Can you pull out each line of the data below that includes the word "JSON"?

(Data items)

§ §

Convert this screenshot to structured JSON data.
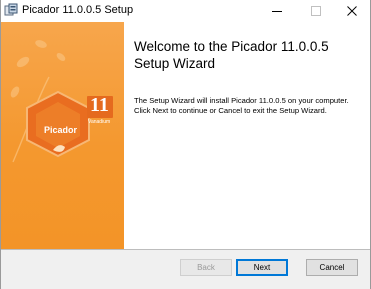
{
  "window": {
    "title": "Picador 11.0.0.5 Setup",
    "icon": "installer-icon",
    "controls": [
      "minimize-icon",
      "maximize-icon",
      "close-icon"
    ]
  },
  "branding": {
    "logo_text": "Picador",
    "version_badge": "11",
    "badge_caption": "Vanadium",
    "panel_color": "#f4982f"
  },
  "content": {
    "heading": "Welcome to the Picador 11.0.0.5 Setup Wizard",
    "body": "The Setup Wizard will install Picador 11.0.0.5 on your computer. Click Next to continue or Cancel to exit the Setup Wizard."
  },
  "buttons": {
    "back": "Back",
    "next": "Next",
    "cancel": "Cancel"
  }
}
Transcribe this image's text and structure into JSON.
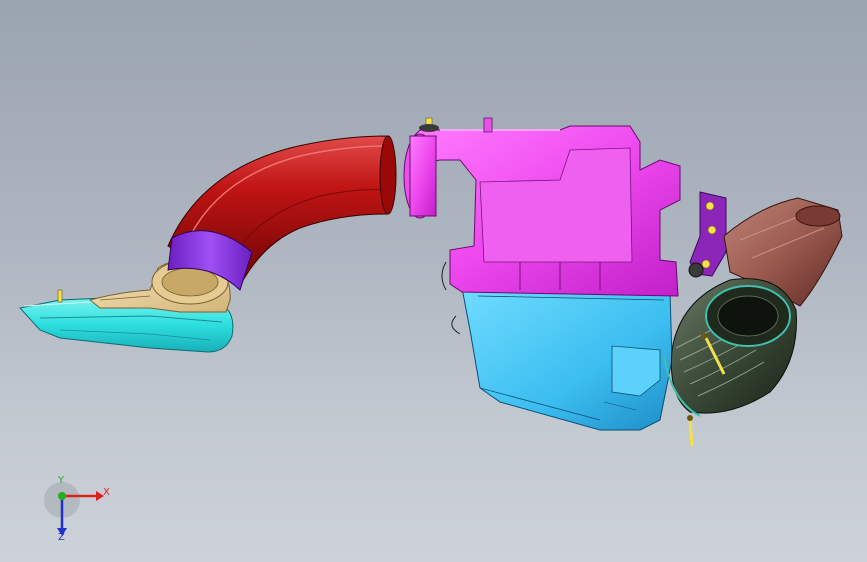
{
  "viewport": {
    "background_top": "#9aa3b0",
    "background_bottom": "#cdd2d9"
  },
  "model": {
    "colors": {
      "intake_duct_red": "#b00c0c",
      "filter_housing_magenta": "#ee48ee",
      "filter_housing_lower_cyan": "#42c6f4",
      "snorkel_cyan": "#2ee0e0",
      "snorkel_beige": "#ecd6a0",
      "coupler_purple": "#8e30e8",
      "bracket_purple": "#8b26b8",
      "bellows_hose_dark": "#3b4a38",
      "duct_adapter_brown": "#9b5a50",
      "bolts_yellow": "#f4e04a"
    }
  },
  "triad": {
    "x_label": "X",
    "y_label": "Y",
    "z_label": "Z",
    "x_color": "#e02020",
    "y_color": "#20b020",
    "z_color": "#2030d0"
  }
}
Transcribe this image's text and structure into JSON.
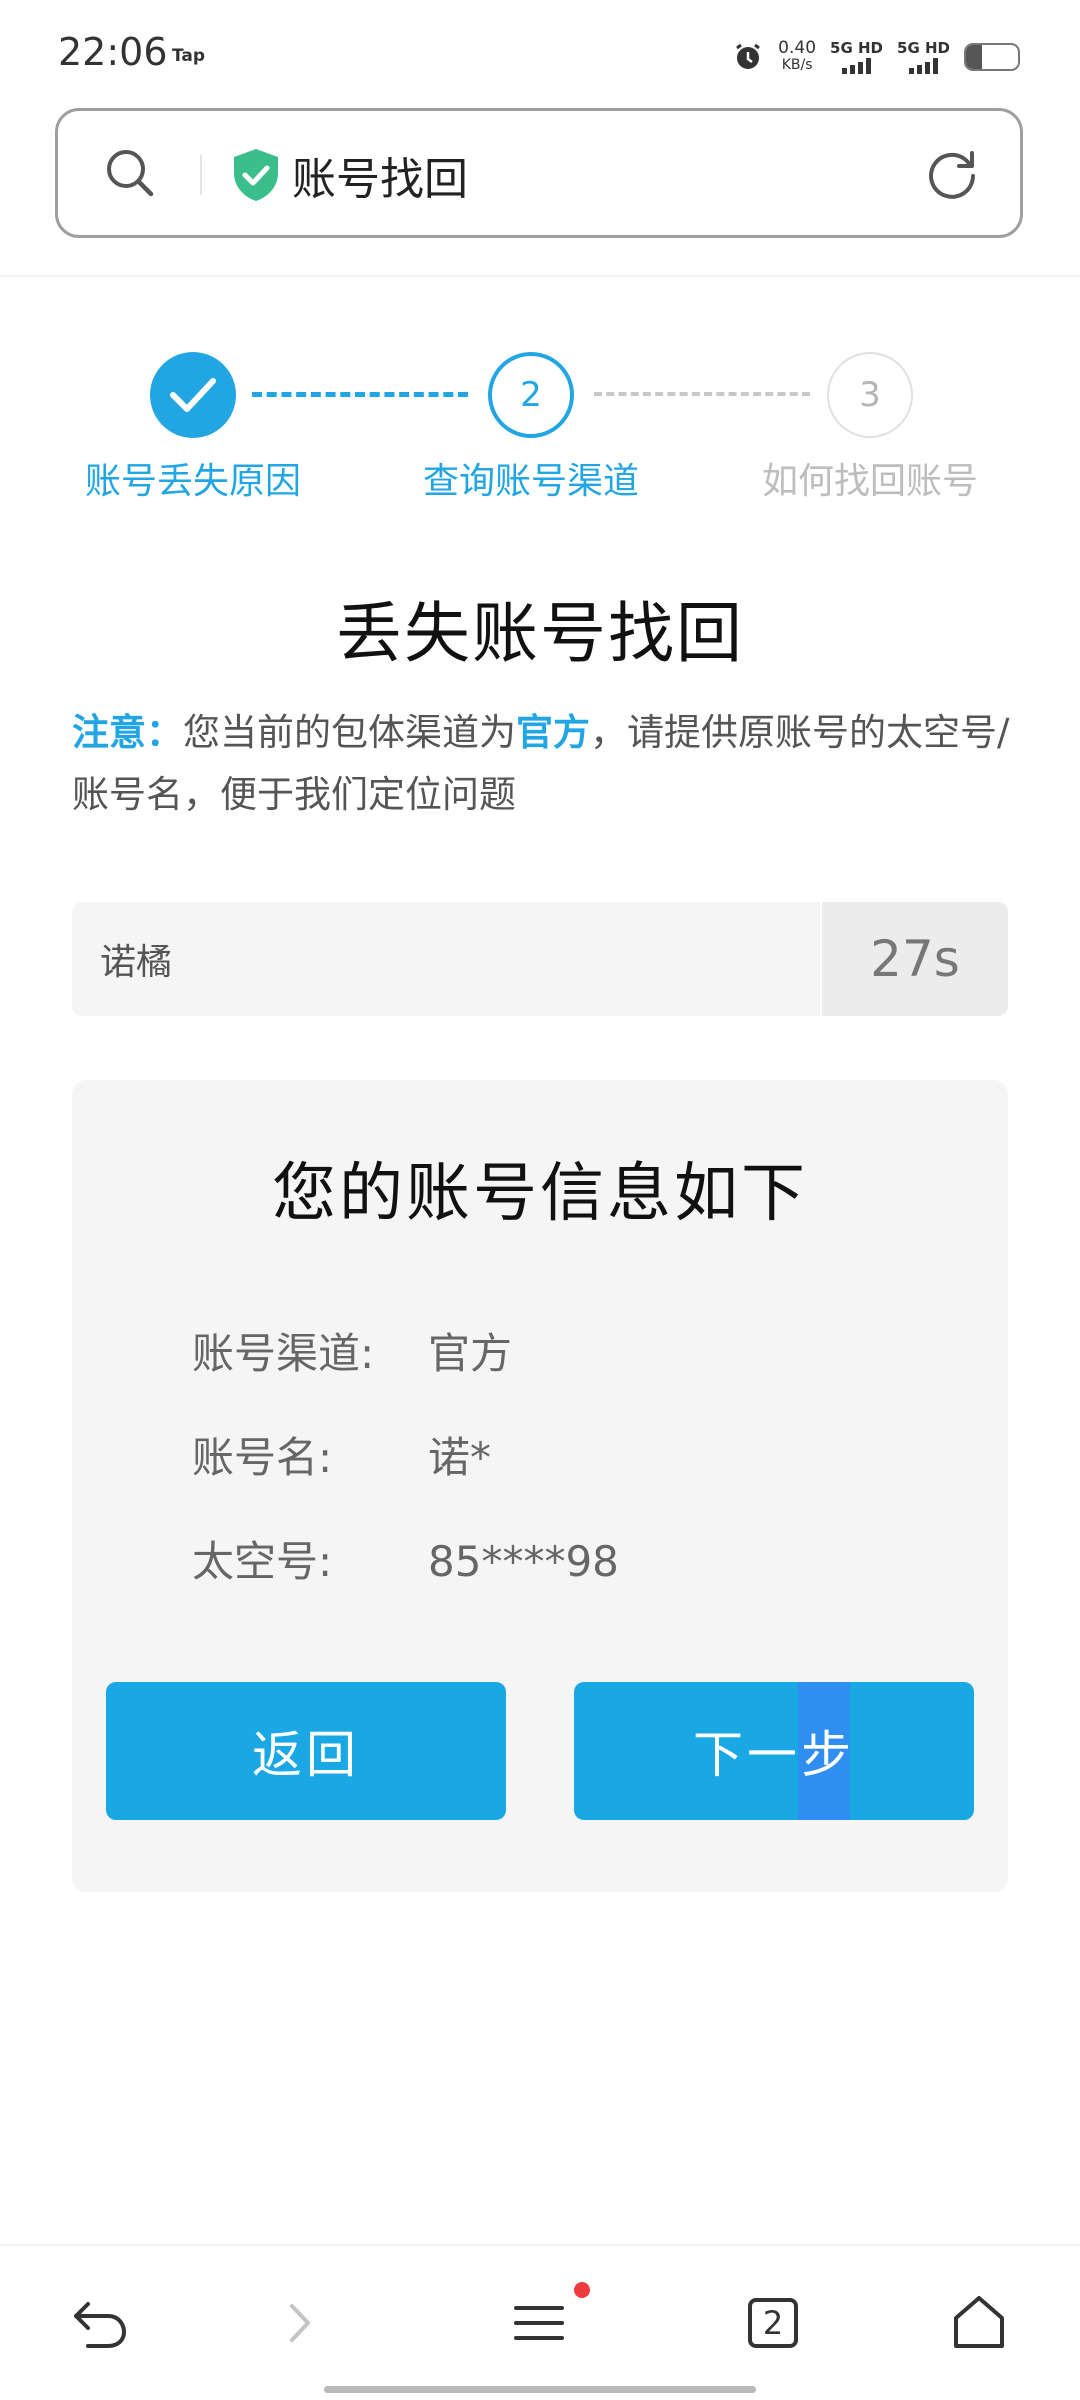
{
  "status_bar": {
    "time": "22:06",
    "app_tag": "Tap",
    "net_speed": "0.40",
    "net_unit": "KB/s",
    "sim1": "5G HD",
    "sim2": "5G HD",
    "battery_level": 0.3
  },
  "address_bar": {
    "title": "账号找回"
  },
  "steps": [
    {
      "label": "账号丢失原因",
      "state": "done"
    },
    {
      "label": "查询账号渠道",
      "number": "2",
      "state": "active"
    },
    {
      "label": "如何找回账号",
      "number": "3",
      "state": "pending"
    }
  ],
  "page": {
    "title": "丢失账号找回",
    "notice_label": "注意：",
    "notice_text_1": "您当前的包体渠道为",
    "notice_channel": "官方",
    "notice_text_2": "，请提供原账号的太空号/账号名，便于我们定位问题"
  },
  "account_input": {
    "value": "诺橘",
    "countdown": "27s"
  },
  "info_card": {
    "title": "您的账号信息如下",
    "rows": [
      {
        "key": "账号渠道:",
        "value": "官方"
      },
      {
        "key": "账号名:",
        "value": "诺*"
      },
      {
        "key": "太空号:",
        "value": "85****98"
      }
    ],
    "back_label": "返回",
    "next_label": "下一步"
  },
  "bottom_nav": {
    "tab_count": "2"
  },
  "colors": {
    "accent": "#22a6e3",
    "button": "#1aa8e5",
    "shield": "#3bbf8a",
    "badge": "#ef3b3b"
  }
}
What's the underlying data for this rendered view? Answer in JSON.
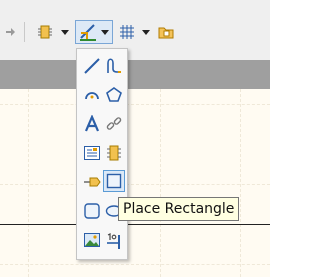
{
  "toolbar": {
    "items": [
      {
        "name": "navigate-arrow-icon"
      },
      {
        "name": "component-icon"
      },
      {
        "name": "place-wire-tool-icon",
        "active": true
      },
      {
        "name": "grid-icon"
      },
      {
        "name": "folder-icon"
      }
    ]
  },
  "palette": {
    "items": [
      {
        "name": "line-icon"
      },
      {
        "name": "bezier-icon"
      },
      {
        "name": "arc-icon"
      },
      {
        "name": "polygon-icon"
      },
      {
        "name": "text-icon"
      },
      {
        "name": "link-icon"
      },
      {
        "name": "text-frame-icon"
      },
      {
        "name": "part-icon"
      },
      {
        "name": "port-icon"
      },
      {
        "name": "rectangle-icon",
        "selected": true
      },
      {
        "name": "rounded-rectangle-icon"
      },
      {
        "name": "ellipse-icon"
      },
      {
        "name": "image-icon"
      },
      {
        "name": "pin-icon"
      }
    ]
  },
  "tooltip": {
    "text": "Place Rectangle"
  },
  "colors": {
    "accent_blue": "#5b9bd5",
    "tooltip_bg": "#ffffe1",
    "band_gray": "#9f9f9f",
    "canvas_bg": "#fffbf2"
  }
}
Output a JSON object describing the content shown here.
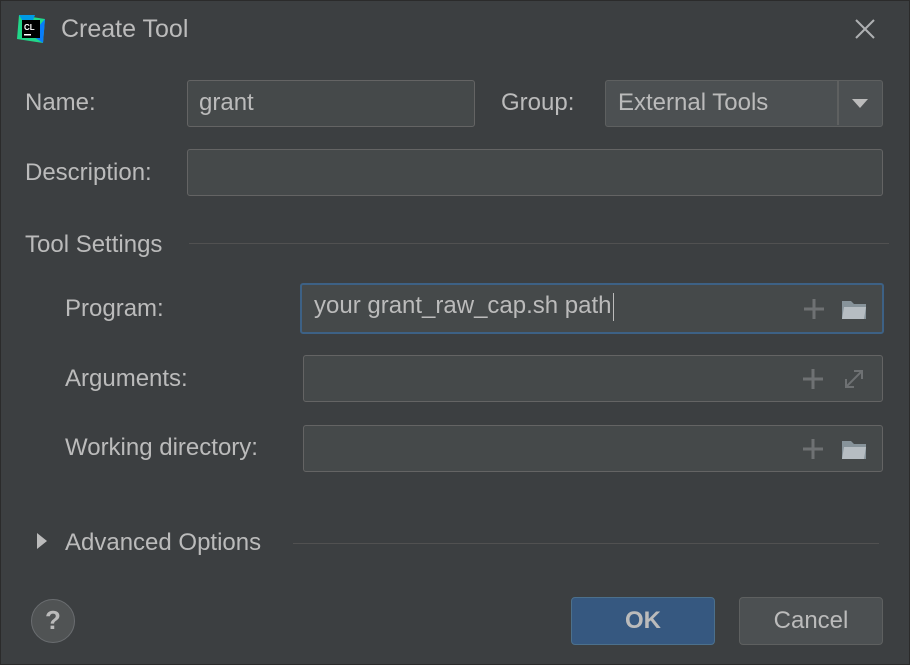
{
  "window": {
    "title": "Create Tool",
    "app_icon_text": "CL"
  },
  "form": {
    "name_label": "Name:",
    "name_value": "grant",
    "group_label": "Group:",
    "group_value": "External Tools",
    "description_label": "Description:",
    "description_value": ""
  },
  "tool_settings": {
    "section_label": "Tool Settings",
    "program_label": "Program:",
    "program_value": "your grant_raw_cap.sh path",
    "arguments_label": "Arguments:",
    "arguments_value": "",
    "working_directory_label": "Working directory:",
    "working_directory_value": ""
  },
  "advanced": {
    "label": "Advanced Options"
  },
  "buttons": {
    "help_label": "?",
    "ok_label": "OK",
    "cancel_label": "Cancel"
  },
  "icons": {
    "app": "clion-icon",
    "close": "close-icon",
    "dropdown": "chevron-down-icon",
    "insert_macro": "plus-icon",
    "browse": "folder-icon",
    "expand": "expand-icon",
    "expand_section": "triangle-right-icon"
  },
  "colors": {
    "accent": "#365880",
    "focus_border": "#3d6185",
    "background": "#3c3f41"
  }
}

§ §

# Response to the exercise:
Convert this screenshot to structured JSON data.
Transcribe this image's text and structure into JSON.
Transcribe this image's text and structure into JSON.
What's the underlying data for this rendered view? Answer in JSON.
Output a JSON object describing the content shown here.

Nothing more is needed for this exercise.